[Data records]
[BEGIN]
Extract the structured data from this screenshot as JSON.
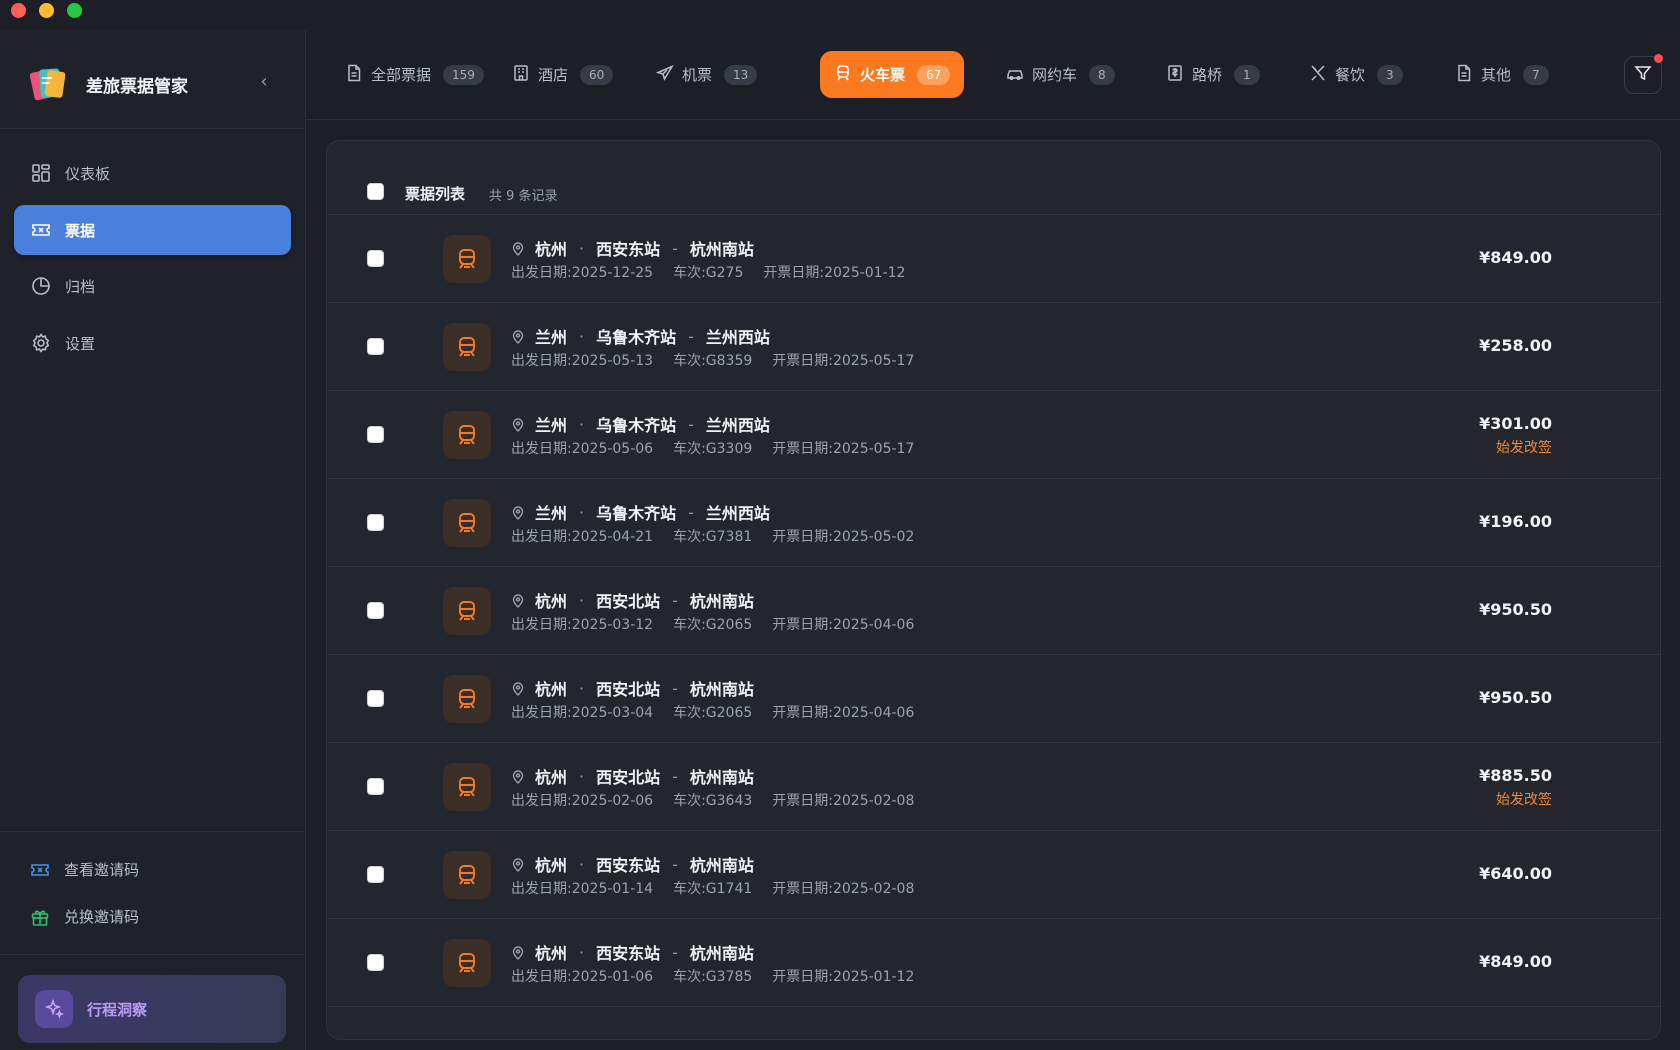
{
  "app": {
    "name": "差旅票据管家"
  },
  "sidebar": {
    "collapse_icon": "chevron-left-icon",
    "items": [
      {
        "label": "仪表板",
        "icon": "dashboard-icon",
        "active": false
      },
      {
        "label": "票据",
        "icon": "ticket-icon",
        "active": true
      },
      {
        "label": "归档",
        "icon": "pie-chart-icon",
        "active": false
      },
      {
        "label": "设置",
        "icon": "gear-icon",
        "active": false
      }
    ],
    "bottom_links": [
      {
        "label": "查看邀请码",
        "icon": "ticket-icon"
      },
      {
        "label": "兑换邀请码",
        "icon": "gift-icon"
      }
    ],
    "insight": {
      "label": "行程洞察",
      "icon": "sparkle-icon"
    }
  },
  "tabs": [
    {
      "label": "全部票据",
      "count": "159",
      "icon": "document-icon",
      "active": false
    },
    {
      "label": "酒店",
      "count": "60",
      "icon": "hotel-icon",
      "active": false
    },
    {
      "label": "机票",
      "count": "13",
      "icon": "plane-icon",
      "active": false
    },
    {
      "label": "火车票",
      "count": "67",
      "icon": "train-icon",
      "active": true
    },
    {
      "label": "网约车",
      "count": "8",
      "icon": "car-icon",
      "active": false
    },
    {
      "label": "路桥",
      "count": "1",
      "icon": "toll-receipt-icon",
      "active": false
    },
    {
      "label": "餐饮",
      "count": "3",
      "icon": "utensils-icon",
      "active": false
    },
    {
      "label": "其他",
      "count": "7",
      "icon": "document-icon",
      "active": false
    }
  ],
  "filter": {
    "icon": "filter-icon",
    "has_badge": true
  },
  "list": {
    "title": "票据列表",
    "count_text": "共 9 条记录",
    "rows": [
      {
        "city": "杭州",
        "from": "西安东站",
        "to": "杭州南站",
        "depart": "出发日期:2025-12-25",
        "train": "车次:G275",
        "issue": "开票日期:2025-01-12",
        "price": "¥849.00",
        "tag": ""
      },
      {
        "city": "兰州",
        "from": "乌鲁木齐站",
        "to": "兰州西站",
        "depart": "出发日期:2025-05-13",
        "train": "车次:G8359",
        "issue": "开票日期:2025-05-17",
        "price": "¥258.00",
        "tag": ""
      },
      {
        "city": "兰州",
        "from": "乌鲁木齐站",
        "to": "兰州西站",
        "depart": "出发日期:2025-05-06",
        "train": "车次:G3309",
        "issue": "开票日期:2025-05-17",
        "price": "¥301.00",
        "tag": "始发改签"
      },
      {
        "city": "兰州",
        "from": "乌鲁木齐站",
        "to": "兰州西站",
        "depart": "出发日期:2025-04-21",
        "train": "车次:G7381",
        "issue": "开票日期:2025-05-02",
        "price": "¥196.00",
        "tag": ""
      },
      {
        "city": "杭州",
        "from": "西安北站",
        "to": "杭州南站",
        "depart": "出发日期:2025-03-12",
        "train": "车次:G2065",
        "issue": "开票日期:2025-04-06",
        "price": "¥950.50",
        "tag": ""
      },
      {
        "city": "杭州",
        "from": "西安北站",
        "to": "杭州南站",
        "depart": "出发日期:2025-03-04",
        "train": "车次:G2065",
        "issue": "开票日期:2025-04-06",
        "price": "¥950.50",
        "tag": ""
      },
      {
        "city": "杭州",
        "from": "西安北站",
        "to": "杭州南站",
        "depart": "出发日期:2025-02-06",
        "train": "车次:G3643",
        "issue": "开票日期:2025-02-08",
        "price": "¥885.50",
        "tag": "始发改签"
      },
      {
        "city": "杭州",
        "from": "西安东站",
        "to": "杭州南站",
        "depart": "出发日期:2025-01-14",
        "train": "车次:G1741",
        "issue": "开票日期:2025-02-08",
        "price": "¥640.00",
        "tag": ""
      },
      {
        "city": "杭州",
        "from": "西安东站",
        "to": "杭州南站",
        "depart": "出发日期:2025-01-06",
        "train": "车次:G3785",
        "issue": "开票日期:2025-01-12",
        "price": "¥849.00",
        "tag": ""
      }
    ]
  },
  "colors": {
    "accent_orange": "#fb7a1f",
    "nav_active_blue": "#4a7fdb",
    "tag_orange": "#f08a32",
    "insight_purple": "#b89cf5"
  }
}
[END]
Instructions to follow: Pictures stay out; repeat all the rest of the records exactly.

Solution:
Extract the structured data from this screenshot as JSON.
{
  "app": {
    "name": "差旅票据管家"
  },
  "sidebar": {
    "collapse_icon": "chevron-left-icon",
    "items": [
      {
        "label": "仪表板",
        "icon": "dashboard-icon",
        "active": false
      },
      {
        "label": "票据",
        "icon": "ticket-icon",
        "active": true
      },
      {
        "label": "归档",
        "icon": "pie-chart-icon",
        "active": false
      },
      {
        "label": "设置",
        "icon": "gear-icon",
        "active": false
      }
    ],
    "bottom_links": [
      {
        "label": "查看邀请码",
        "icon": "ticket-icon"
      },
      {
        "label": "兑换邀请码",
        "icon": "gift-icon"
      }
    ],
    "insight": {
      "label": "行程洞察",
      "icon": "sparkle-icon"
    }
  },
  "tabs": [
    {
      "label": "全部票据",
      "count": "159",
      "icon": "document-icon",
      "active": false
    },
    {
      "label": "酒店",
      "count": "60",
      "icon": "hotel-icon",
      "active": false
    },
    {
      "label": "机票",
      "count": "13",
      "icon": "plane-icon",
      "active": false
    },
    {
      "label": "火车票",
      "count": "67",
      "icon": "train-icon",
      "active": true
    },
    {
      "label": "网约车",
      "count": "8",
      "icon": "car-icon",
      "active": false
    },
    {
      "label": "路桥",
      "count": "1",
      "icon": "toll-receipt-icon",
      "active": false
    },
    {
      "label": "餐饮",
      "count": "3",
      "icon": "utensils-icon",
      "active": false
    },
    {
      "label": "其他",
      "count": "7",
      "icon": "document-icon",
      "active": false
    }
  ],
  "filter": {
    "icon": "filter-icon",
    "has_badge": true
  },
  "list": {
    "title": "票据列表",
    "count_text": "共 9 条记录",
    "rows": [
      {
        "city": "杭州",
        "from": "西安东站",
        "to": "杭州南站",
        "depart": "出发日期:2025-12-25",
        "train": "车次:G275",
        "issue": "开票日期:2025-01-12",
        "price": "¥849.00",
        "tag": ""
      },
      {
        "city": "兰州",
        "from": "乌鲁木齐站",
        "to": "兰州西站",
        "depart": "出发日期:2025-05-13",
        "train": "车次:G8359",
        "issue": "开票日期:2025-05-17",
        "price": "¥258.00",
        "tag": ""
      },
      {
        "city": "兰州",
        "from": "乌鲁木齐站",
        "to": "兰州西站",
        "depart": "出发日期:2025-05-06",
        "train": "车次:G3309",
        "issue": "开票日期:2025-05-17",
        "price": "¥301.00",
        "tag": "始发改签"
      },
      {
        "city": "兰州",
        "from": "乌鲁木齐站",
        "to": "兰州西站",
        "depart": "出发日期:2025-04-21",
        "train": "车次:G7381",
        "issue": "开票日期:2025-05-02",
        "price": "¥196.00",
        "tag": ""
      },
      {
        "city": "杭州",
        "from": "西安北站",
        "to": "杭州南站",
        "depart": "出发日期:2025-03-12",
        "train": "车次:G2065",
        "issue": "开票日期:2025-04-06",
        "price": "¥950.50",
        "tag": ""
      },
      {
        "city": "杭州",
        "from": "西安北站",
        "to": "杭州南站",
        "depart": "出发日期:2025-03-04",
        "train": "车次:G2065",
        "issue": "开票日期:2025-04-06",
        "price": "¥950.50",
        "tag": ""
      },
      {
        "city": "杭州",
        "from": "西安北站",
        "to": "杭州南站",
        "depart": "出发日期:2025-02-06",
        "train": "车次:G3643",
        "issue": "开票日期:2025-02-08",
        "price": "¥885.50",
        "tag": "始发改签"
      },
      {
        "city": "杭州",
        "from": "西安东站",
        "to": "杭州南站",
        "depart": "出发日期:2025-01-14",
        "train": "车次:G1741",
        "issue": "开票日期:2025-02-08",
        "price": "¥640.00",
        "tag": ""
      },
      {
        "city": "杭州",
        "from": "西安东站",
        "to": "杭州南站",
        "depart": "出发日期:2025-01-06",
        "train": "车次:G3785",
        "issue": "开票日期:2025-01-12",
        "price": "¥849.00",
        "tag": ""
      }
    ]
  },
  "colors": {
    "accent_orange": "#fb7a1f",
    "nav_active_blue": "#4a7fdb",
    "tag_orange": "#f08a32",
    "insight_purple": "#b89cf5"
  }
}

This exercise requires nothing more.